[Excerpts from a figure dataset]
↓↓↓
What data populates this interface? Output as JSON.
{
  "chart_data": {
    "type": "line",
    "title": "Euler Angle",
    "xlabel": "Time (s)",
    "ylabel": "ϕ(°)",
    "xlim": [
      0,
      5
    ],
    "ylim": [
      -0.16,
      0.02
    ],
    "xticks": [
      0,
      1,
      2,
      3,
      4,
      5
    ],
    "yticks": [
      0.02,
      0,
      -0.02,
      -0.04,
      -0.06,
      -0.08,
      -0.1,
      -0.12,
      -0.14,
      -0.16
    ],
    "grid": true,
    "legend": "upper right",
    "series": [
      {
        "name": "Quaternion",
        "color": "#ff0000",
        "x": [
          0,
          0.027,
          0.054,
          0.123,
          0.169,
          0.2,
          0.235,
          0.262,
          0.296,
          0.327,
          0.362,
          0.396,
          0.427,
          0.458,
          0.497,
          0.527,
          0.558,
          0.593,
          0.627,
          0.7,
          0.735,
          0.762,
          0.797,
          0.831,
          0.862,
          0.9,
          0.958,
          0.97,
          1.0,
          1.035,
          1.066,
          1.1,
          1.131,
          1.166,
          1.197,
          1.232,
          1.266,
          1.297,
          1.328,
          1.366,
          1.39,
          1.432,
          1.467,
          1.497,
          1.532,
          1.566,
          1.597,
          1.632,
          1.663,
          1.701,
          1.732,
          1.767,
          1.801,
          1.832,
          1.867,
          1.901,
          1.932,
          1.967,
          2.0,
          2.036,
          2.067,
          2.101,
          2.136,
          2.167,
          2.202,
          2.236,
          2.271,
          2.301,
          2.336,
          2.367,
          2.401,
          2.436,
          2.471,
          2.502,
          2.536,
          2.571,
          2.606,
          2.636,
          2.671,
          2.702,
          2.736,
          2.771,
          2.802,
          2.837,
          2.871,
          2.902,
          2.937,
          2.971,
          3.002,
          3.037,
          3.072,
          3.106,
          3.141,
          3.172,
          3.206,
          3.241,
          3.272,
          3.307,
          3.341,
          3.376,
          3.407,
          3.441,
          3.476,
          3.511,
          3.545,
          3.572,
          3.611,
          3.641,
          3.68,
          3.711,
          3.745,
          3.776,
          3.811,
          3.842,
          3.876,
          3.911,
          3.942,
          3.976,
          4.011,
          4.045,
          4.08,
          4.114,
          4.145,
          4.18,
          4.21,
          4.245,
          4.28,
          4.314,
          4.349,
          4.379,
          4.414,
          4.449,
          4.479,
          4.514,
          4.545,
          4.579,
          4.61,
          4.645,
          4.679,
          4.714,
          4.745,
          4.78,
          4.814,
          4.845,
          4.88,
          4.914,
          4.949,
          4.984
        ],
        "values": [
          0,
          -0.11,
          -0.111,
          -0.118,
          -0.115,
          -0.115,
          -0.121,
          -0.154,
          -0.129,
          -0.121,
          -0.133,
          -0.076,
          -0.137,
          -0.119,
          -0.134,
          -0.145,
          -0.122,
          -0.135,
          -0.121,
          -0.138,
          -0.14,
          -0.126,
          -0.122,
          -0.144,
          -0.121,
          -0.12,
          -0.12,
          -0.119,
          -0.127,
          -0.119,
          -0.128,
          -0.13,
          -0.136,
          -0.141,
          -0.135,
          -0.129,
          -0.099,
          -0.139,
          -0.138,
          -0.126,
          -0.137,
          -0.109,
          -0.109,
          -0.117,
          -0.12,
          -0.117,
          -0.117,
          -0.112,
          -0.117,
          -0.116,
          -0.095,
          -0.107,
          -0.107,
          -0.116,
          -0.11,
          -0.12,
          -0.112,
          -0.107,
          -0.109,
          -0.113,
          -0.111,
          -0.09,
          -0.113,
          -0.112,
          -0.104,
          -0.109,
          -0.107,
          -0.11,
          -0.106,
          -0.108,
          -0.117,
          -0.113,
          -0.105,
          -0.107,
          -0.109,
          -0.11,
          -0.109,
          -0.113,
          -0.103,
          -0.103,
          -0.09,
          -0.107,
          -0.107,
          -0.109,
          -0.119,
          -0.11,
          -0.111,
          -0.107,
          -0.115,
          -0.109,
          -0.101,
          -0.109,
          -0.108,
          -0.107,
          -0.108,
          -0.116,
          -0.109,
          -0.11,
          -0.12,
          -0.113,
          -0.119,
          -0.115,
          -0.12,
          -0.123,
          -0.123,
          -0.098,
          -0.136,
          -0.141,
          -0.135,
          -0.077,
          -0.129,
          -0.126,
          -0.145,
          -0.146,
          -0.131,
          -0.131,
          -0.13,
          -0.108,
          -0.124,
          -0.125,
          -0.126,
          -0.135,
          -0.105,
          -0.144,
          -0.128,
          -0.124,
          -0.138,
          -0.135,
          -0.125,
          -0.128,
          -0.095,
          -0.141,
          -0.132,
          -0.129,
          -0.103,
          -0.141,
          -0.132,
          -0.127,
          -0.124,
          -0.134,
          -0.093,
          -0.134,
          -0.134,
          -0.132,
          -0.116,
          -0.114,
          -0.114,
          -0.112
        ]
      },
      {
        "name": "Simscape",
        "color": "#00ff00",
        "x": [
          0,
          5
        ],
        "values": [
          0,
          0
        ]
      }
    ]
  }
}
↑↑↑
* **Work to complete**: Retype every entry word for word.

* **Answer to this problem**:
What data populates this interface? Output as JSON.
{
  "chart_data": {
    "type": "line",
    "title": "Euler Angle",
    "xlabel": "Time (s)",
    "ylabel": "ϕ(°)",
    "xlim": [
      0,
      5
    ],
    "ylim": [
      -0.16,
      0.02
    ],
    "xticks": [
      0,
      1,
      2,
      3,
      4,
      5
    ],
    "yticks": [
      0.02,
      0,
      -0.02,
      -0.04,
      -0.06,
      -0.08,
      -0.1,
      -0.12,
      -0.14,
      -0.16
    ],
    "grid": true,
    "legend": "upper right",
    "series": [
      {
        "name": "Quaternion",
        "color": "#ff0000",
        "x": [
          0,
          0.027,
          0.054,
          0.123,
          0.169,
          0.2,
          0.235,
          0.262,
          0.296,
          0.327,
          0.362,
          0.396,
          0.427,
          0.458,
          0.497,
          0.527,
          0.558,
          0.593,
          0.627,
          0.7,
          0.735,
          0.762,
          0.797,
          0.831,
          0.862,
          0.9,
          0.958,
          0.97,
          1.0,
          1.035,
          1.066,
          1.1,
          1.131,
          1.166,
          1.197,
          1.232,
          1.266,
          1.297,
          1.328,
          1.366,
          1.39,
          1.432,
          1.467,
          1.497,
          1.532,
          1.566,
          1.597,
          1.632,
          1.663,
          1.701,
          1.732,
          1.767,
          1.801,
          1.832,
          1.867,
          1.901,
          1.932,
          1.967,
          2.0,
          2.036,
          2.067,
          2.101,
          2.136,
          2.167,
          2.202,
          2.236,
          2.271,
          2.301,
          2.336,
          2.367,
          2.401,
          2.436,
          2.471,
          2.502,
          2.536,
          2.571,
          2.606,
          2.636,
          2.671,
          2.702,
          2.736,
          2.771,
          2.802,
          2.837,
          2.871,
          2.902,
          2.937,
          2.971,
          3.002,
          3.037,
          3.072,
          3.106,
          3.141,
          3.172,
          3.206,
          3.241,
          3.272,
          3.307,
          3.341,
          3.376,
          3.407,
          3.441,
          3.476,
          3.511,
          3.545,
          3.572,
          3.611,
          3.641,
          3.68,
          3.711,
          3.745,
          3.776,
          3.811,
          3.842,
          3.876,
          3.911,
          3.942,
          3.976,
          4.011,
          4.045,
          4.08,
          4.114,
          4.145,
          4.18,
          4.21,
          4.245,
          4.28,
          4.314,
          4.349,
          4.379,
          4.414,
          4.449,
          4.479,
          4.514,
          4.545,
          4.579,
          4.61,
          4.645,
          4.679,
          4.714,
          4.745,
          4.78,
          4.814,
          4.845,
          4.88,
          4.914,
          4.949,
          4.984
        ],
        "values": [
          0,
          -0.11,
          -0.111,
          -0.118,
          -0.115,
          -0.115,
          -0.121,
          -0.154,
          -0.129,
          -0.121,
          -0.133,
          -0.076,
          -0.137,
          -0.119,
          -0.134,
          -0.145,
          -0.122,
          -0.135,
          -0.121,
          -0.138,
          -0.14,
          -0.126,
          -0.122,
          -0.144,
          -0.121,
          -0.12,
          -0.12,
          -0.119,
          -0.127,
          -0.119,
          -0.128,
          -0.13,
          -0.136,
          -0.141,
          -0.135,
          -0.129,
          -0.099,
          -0.139,
          -0.138,
          -0.126,
          -0.137,
          -0.109,
          -0.109,
          -0.117,
          -0.12,
          -0.117,
          -0.117,
          -0.112,
          -0.117,
          -0.116,
          -0.095,
          -0.107,
          -0.107,
          -0.116,
          -0.11,
          -0.12,
          -0.112,
          -0.107,
          -0.109,
          -0.113,
          -0.111,
          -0.09,
          -0.113,
          -0.112,
          -0.104,
          -0.109,
          -0.107,
          -0.11,
          -0.106,
          -0.108,
          -0.117,
          -0.113,
          -0.105,
          -0.107,
          -0.109,
          -0.11,
          -0.109,
          -0.113,
          -0.103,
          -0.103,
          -0.09,
          -0.107,
          -0.107,
          -0.109,
          -0.119,
          -0.11,
          -0.111,
          -0.107,
          -0.115,
          -0.109,
          -0.101,
          -0.109,
          -0.108,
          -0.107,
          -0.108,
          -0.116,
          -0.109,
          -0.11,
          -0.12,
          -0.113,
          -0.119,
          -0.115,
          -0.12,
          -0.123,
          -0.123,
          -0.098,
          -0.136,
          -0.141,
          -0.135,
          -0.077,
          -0.129,
          -0.126,
          -0.145,
          -0.146,
          -0.131,
          -0.131,
          -0.13,
          -0.108,
          -0.124,
          -0.125,
          -0.126,
          -0.135,
          -0.105,
          -0.144,
          -0.128,
          -0.124,
          -0.138,
          -0.135,
          -0.125,
          -0.128,
          -0.095,
          -0.141,
          -0.132,
          -0.129,
          -0.103,
          -0.141,
          -0.132,
          -0.127,
          -0.124,
          -0.134,
          -0.093,
          -0.134,
          -0.134,
          -0.132,
          -0.116,
          -0.114,
          -0.114,
          -0.112
        ]
      },
      {
        "name": "Simscape",
        "color": "#00ff00",
        "x": [
          0,
          5
        ],
        "values": [
          0,
          0
        ]
      }
    ]
  }
}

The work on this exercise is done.